● DIRECTION
Retype the whole listing below, character for character.

● RECORDS SUPPLIED
>>>>

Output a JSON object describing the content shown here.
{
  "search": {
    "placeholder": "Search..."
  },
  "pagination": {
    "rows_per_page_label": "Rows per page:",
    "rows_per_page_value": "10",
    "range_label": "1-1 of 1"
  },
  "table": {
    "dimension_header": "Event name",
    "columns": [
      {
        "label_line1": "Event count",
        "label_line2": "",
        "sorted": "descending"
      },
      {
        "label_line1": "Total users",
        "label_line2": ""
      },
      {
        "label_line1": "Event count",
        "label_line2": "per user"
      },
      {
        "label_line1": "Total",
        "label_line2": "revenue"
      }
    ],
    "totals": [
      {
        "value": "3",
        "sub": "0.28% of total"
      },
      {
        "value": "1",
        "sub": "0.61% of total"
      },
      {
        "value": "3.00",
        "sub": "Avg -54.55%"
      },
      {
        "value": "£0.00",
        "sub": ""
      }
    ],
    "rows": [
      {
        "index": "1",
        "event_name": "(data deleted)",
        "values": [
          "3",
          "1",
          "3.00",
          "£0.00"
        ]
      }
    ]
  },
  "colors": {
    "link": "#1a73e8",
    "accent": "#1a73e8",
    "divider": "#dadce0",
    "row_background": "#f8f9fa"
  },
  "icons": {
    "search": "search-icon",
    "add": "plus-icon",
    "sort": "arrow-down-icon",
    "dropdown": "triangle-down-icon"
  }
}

<<<<

● OUTPUT OF THE TASK
Output a JSON object describing the content shown here.
{
  "search": {
    "placeholder": "Search..."
  },
  "pagination": {
    "rows_per_page_label": "Rows per page:",
    "rows_per_page_value": "10",
    "range_label": "1-1 of 1"
  },
  "table": {
    "dimension_header": "Event name",
    "columns": [
      {
        "label_line1": "Event count",
        "label_line2": "",
        "sorted": "descending"
      },
      {
        "label_line1": "Total users",
        "label_line2": ""
      },
      {
        "label_line1": "Event count",
        "label_line2": "per user"
      },
      {
        "label_line1": "Total",
        "label_line2": "revenue"
      }
    ],
    "totals": [
      {
        "value": "3",
        "sub": "0.28% of total"
      },
      {
        "value": "1",
        "sub": "0.61% of total"
      },
      {
        "value": "3.00",
        "sub": "Avg -54.55%"
      },
      {
        "value": "£0.00",
        "sub": ""
      }
    ],
    "rows": [
      {
        "index": "1",
        "event_name": "(data deleted)",
        "values": [
          "3",
          "1",
          "3.00",
          "£0.00"
        ]
      }
    ]
  },
  "colors": {
    "link": "#1a73e8",
    "accent": "#1a73e8",
    "divider": "#dadce0",
    "row_background": "#f8f9fa"
  },
  "icons": {
    "search": "search-icon",
    "add": "plus-icon",
    "sort": "arrow-down-icon",
    "dropdown": "triangle-down-icon"
  }
}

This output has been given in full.